(Recorded data)
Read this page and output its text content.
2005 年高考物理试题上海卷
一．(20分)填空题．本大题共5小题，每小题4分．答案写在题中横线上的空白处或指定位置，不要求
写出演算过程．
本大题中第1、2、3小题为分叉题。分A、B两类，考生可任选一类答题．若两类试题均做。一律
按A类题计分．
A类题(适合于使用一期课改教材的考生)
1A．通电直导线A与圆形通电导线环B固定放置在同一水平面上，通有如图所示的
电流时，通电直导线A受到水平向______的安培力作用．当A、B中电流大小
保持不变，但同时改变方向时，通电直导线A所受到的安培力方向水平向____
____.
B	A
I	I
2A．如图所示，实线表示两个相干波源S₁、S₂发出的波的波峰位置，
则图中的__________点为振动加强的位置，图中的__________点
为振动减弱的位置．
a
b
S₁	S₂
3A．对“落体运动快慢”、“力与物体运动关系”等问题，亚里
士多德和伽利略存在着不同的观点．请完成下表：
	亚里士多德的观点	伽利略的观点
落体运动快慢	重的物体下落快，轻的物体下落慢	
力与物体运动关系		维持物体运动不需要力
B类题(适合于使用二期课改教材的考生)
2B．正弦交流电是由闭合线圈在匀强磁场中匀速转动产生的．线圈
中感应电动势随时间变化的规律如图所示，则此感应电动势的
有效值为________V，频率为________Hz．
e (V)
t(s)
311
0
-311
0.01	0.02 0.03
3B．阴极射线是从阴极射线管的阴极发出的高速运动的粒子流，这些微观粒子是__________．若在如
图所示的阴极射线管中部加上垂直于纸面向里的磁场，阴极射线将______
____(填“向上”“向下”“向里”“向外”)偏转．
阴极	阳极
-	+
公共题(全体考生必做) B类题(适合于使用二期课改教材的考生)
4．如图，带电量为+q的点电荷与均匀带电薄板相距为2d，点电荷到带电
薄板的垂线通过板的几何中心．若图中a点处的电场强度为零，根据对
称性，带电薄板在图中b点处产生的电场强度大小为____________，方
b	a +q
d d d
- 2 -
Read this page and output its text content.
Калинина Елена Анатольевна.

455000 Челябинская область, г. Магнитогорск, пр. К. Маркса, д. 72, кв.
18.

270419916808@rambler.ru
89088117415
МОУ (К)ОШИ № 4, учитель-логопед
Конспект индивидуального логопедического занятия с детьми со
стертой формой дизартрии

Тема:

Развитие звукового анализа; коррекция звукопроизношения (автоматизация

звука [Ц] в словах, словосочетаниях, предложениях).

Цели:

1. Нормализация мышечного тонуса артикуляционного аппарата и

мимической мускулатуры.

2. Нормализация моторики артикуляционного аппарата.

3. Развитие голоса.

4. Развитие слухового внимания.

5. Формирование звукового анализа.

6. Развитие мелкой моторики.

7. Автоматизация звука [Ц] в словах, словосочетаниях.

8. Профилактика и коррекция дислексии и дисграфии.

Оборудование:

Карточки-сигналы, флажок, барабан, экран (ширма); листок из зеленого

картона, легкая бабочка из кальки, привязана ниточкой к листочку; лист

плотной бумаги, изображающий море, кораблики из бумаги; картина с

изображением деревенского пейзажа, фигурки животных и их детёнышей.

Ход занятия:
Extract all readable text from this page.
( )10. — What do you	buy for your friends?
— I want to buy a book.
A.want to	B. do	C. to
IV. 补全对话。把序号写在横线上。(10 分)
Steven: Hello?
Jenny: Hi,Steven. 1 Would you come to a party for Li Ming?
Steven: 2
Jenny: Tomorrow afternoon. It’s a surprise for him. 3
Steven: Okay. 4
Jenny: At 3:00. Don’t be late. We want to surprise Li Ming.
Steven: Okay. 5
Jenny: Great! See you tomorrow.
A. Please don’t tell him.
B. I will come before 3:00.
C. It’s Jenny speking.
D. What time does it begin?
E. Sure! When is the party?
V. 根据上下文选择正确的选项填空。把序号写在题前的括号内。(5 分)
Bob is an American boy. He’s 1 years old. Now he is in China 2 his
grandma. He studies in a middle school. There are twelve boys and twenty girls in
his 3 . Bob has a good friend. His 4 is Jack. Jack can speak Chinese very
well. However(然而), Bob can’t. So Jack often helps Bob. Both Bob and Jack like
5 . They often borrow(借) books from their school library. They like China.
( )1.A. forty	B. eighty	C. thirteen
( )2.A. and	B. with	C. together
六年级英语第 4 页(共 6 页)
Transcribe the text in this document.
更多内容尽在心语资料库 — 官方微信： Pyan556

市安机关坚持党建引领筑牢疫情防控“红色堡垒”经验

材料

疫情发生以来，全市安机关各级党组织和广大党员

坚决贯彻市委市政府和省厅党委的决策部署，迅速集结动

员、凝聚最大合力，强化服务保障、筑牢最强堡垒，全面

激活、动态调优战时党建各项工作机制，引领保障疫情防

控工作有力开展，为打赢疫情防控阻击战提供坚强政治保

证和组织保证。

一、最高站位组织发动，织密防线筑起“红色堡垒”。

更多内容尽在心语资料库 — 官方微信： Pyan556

Exercise details
Pick out every line with the string "Jenny" and copy it.

Answer for the task
Jenny: Hi,Steven. 1 Would you come to a party for Li Ming?
Jenny: Tomorrow afternoon. It’s a surprise for him. 3
Jenny: At 3:00. Don’t be late. We want to surprise Li Ming.
Jenny: Great! See you tomorrow.
C. It’s Jenny speking.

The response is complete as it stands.